#### TASK BRIEF
In the data below, locate each line with the word "Площадь" and list it.

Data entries
☆ ☆ ☆ ☆
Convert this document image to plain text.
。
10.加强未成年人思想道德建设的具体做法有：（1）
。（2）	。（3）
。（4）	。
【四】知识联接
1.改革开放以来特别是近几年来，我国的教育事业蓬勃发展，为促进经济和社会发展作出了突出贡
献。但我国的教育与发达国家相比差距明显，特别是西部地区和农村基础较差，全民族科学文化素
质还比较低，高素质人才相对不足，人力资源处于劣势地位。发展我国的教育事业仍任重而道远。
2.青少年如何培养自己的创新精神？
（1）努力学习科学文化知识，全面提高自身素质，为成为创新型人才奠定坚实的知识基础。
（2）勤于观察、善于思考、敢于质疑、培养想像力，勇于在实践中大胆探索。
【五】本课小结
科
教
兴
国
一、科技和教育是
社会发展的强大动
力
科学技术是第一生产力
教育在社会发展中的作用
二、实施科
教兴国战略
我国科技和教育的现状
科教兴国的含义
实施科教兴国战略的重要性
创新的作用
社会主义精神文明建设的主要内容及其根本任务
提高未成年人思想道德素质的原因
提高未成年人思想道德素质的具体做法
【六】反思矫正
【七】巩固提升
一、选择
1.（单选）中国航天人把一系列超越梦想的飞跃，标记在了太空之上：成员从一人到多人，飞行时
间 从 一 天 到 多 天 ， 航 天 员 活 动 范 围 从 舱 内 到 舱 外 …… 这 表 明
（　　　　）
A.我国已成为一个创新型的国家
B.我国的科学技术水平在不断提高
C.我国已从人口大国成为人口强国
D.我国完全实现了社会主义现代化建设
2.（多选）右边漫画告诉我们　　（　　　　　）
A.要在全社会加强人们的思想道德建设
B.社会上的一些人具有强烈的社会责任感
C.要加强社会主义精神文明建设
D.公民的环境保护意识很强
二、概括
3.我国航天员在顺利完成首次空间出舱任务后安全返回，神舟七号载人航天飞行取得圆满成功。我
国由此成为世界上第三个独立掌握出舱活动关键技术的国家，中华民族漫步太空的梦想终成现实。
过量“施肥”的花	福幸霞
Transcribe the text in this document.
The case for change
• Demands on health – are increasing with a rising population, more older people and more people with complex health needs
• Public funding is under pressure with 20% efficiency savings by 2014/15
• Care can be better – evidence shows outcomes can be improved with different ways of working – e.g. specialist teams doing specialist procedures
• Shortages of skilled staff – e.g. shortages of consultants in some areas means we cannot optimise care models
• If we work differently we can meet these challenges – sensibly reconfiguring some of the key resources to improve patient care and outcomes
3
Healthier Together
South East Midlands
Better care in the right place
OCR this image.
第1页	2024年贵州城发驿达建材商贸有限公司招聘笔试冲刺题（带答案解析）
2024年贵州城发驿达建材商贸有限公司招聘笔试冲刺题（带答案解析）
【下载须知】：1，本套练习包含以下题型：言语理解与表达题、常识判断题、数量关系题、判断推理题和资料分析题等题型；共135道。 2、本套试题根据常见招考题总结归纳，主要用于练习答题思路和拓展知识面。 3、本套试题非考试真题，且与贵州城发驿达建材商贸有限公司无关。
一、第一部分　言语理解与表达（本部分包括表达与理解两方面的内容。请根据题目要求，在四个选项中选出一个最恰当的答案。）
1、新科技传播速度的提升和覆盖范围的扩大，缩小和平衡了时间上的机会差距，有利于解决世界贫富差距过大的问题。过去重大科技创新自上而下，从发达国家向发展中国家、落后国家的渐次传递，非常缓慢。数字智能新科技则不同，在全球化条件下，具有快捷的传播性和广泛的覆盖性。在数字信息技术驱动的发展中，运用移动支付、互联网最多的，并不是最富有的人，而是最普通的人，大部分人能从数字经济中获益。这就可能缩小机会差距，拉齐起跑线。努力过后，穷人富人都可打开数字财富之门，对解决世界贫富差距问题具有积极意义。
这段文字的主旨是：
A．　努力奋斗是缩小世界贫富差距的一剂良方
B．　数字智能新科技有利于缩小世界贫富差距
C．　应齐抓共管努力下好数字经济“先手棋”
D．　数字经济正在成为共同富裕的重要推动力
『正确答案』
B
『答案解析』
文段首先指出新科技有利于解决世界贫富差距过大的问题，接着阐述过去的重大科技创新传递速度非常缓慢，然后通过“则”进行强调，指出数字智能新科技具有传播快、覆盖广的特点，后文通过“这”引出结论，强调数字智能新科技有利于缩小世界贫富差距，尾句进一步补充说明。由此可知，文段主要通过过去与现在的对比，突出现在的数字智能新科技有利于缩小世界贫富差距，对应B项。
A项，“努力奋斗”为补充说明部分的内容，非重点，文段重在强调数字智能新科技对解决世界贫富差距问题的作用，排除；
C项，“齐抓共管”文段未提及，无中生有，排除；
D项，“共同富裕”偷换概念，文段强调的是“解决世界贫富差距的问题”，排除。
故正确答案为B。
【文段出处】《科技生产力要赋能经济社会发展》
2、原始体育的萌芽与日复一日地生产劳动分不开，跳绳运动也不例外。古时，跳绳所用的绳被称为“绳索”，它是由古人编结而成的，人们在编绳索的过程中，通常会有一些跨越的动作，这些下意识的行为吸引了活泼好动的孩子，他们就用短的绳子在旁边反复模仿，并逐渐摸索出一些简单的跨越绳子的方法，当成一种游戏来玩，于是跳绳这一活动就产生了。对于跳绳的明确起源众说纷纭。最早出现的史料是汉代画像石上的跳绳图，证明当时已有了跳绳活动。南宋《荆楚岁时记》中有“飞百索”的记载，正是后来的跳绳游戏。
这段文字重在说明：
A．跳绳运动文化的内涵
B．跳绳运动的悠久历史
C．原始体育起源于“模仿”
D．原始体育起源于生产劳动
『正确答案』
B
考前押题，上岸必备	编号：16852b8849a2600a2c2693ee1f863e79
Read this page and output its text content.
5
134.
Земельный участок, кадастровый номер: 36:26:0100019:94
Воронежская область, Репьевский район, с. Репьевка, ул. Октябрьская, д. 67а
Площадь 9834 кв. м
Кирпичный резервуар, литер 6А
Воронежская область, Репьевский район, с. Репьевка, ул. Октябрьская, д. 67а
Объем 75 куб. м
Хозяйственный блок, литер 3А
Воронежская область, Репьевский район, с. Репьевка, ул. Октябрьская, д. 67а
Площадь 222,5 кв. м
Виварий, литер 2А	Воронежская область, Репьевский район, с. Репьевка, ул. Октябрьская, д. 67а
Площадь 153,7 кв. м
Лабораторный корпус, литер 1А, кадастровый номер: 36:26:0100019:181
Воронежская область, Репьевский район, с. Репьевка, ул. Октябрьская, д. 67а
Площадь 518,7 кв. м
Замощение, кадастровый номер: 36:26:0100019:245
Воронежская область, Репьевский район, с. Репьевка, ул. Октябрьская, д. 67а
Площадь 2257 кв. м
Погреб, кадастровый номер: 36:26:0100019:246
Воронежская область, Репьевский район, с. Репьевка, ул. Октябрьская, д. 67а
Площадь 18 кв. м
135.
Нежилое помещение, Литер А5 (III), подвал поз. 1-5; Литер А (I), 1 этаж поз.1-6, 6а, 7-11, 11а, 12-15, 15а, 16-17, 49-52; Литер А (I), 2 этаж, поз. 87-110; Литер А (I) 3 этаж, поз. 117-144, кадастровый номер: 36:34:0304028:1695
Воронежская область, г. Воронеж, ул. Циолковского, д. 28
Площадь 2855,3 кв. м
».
☆ ☆ ☆ ☆
#### SOLUTION FOR THIS PROBLEM
Площадь 9834 кв. м
Площадь 222,5 кв. м
Площадь 153,7 кв. м
Площадь 518,7 кв. м
Площадь 2257 кв. м
Площадь 18 кв. м
Площадь 2855,3 кв. м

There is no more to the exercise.